### Work to do
Report each row below that contains the string "chevron", treating uppercase and lowercase as different.

### Annotated element entries
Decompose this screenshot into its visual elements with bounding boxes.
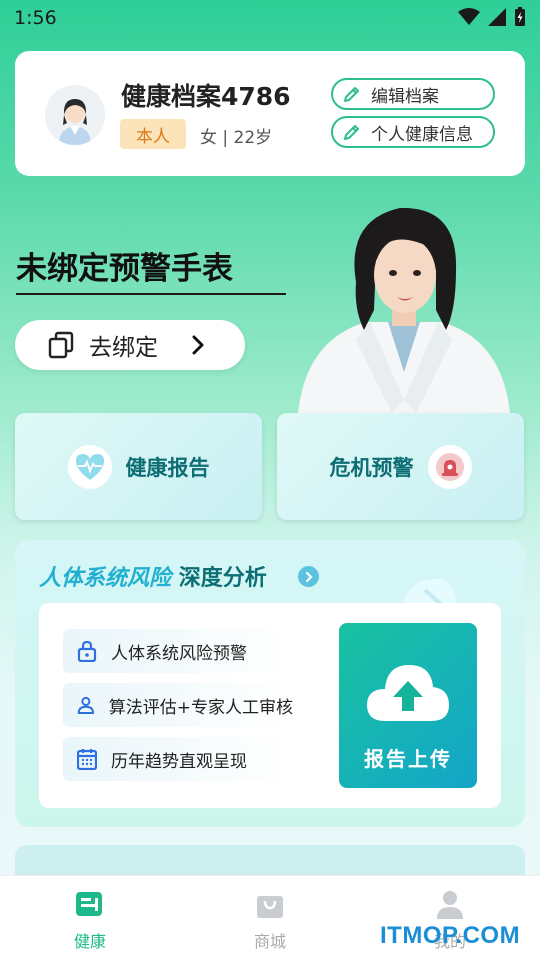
profile-meta: 女 | 22岁 (200, 128, 273, 148)
health-info-button[interactable]: 个人健康信息 (331, 116, 495, 148)
status-bar: 1:56 (0, 0, 540, 36)
tab-label: 健康 (73, 932, 106, 951)
person-icon (77, 696, 94, 714)
link-copy-icon (48, 331, 74, 359)
profile-card: 健康档案4786 本人 女 | 22岁 编辑档案 个人健康信息 (15, 51, 525, 176)
feature-label: 人体系统风险预警 (111, 643, 247, 664)
analysis-title-main: 深度分析 (178, 566, 267, 591)
edit-profile-button[interactable]: 编辑档案 (331, 78, 495, 110)
title-underline (16, 293, 286, 295)
feature-item: 人体系统风险预警 (63, 629, 293, 673)
analysis-panel: 人体系统风险预警 算法评估+专家人工审核 历年趋势直观呈现 报告上传 (39, 603, 501, 808)
user-icon (437, 891, 463, 919)
upload-report-label: 报告上传 (364, 747, 452, 771)
edit-profile-label: 编辑档案 (371, 86, 439, 107)
feature-label: 历年趋势直观呈现 (111, 751, 247, 772)
relation-badge: 本人 (120, 119, 186, 149)
health-report-label: 健康报告 (125, 455, 210, 480)
risk-analysis-section: 人体系统风险 深度分析 人体系统风险预警 算法评估+专家人工审核 历年趋势直观呈… (15, 540, 525, 827)
heart-pulse-icon (67, 444, 112, 489)
chevron-right-icon (192, 335, 204, 355)
pencil-icon (344, 87, 359, 102)
status-icons (458, 7, 526, 27)
feature-item: 历年趋势直观呈现 (63, 737, 293, 781)
doctor-illustration (296, 200, 512, 413)
battery-icon (515, 7, 525, 26)
signal-icon (488, 8, 506, 26)
news-icon (76, 892, 102, 916)
profile-title: 健康档案4786 (121, 82, 291, 111)
health-info-label: 个人健康信息 (371, 124, 473, 145)
health-report-card[interactable]: 健康报告 (15, 413, 262, 520)
watermark: ITMOP.COM (380, 922, 521, 949)
feature-item: 算法评估+专家人工审核 (63, 683, 293, 727)
alarm-bell-icon (427, 444, 472, 489)
wifi-icon (458, 8, 480, 25)
analysis-title-highlight: 人体系统风险 (39, 566, 172, 591)
watch-status-title: 未绑定预警手表 (16, 251, 233, 287)
feature-label: 算法评估+专家人工审核 (108, 697, 293, 718)
status-time: 1:56 (14, 7, 57, 29)
crisis-alert-card[interactable]: 危机预警 (277, 413, 524, 520)
crisis-alert-label: 危机预警 (329, 455, 414, 480)
bind-watch-button[interactable]: 去绑定 (15, 320, 245, 370)
pencil-icon (344, 125, 359, 140)
avatar[interactable] (45, 85, 105, 145)
tab-health[interactable]: 健康 (40, 890, 140, 952)
tab-label: 商城 (253, 932, 286, 951)
analysis-more-button[interactable] (298, 566, 319, 587)
lock-icon (77, 640, 97, 662)
bind-watch-label: 去绑定 (89, 335, 158, 361)
user-avatar-icon (45, 85, 105, 145)
tab-mall[interactable]: 商城 (220, 890, 320, 952)
analysis-title: 人体系统风险 深度分析 (39, 560, 267, 592)
calendar-icon (77, 749, 97, 770)
chevron-right-icon (305, 571, 313, 582)
upload-report-button[interactable]: 报告上传 (339, 623, 477, 788)
shopping-bag-icon (257, 896, 283, 918)
cloud-upload-icon (367, 665, 449, 721)
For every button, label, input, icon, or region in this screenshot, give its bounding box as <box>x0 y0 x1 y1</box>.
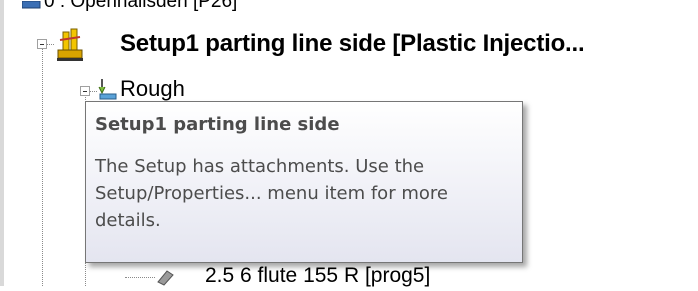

### Output
chevron-right-icon (192, 335, 204, 355)
chevron-right-icon (305, 571, 313, 582)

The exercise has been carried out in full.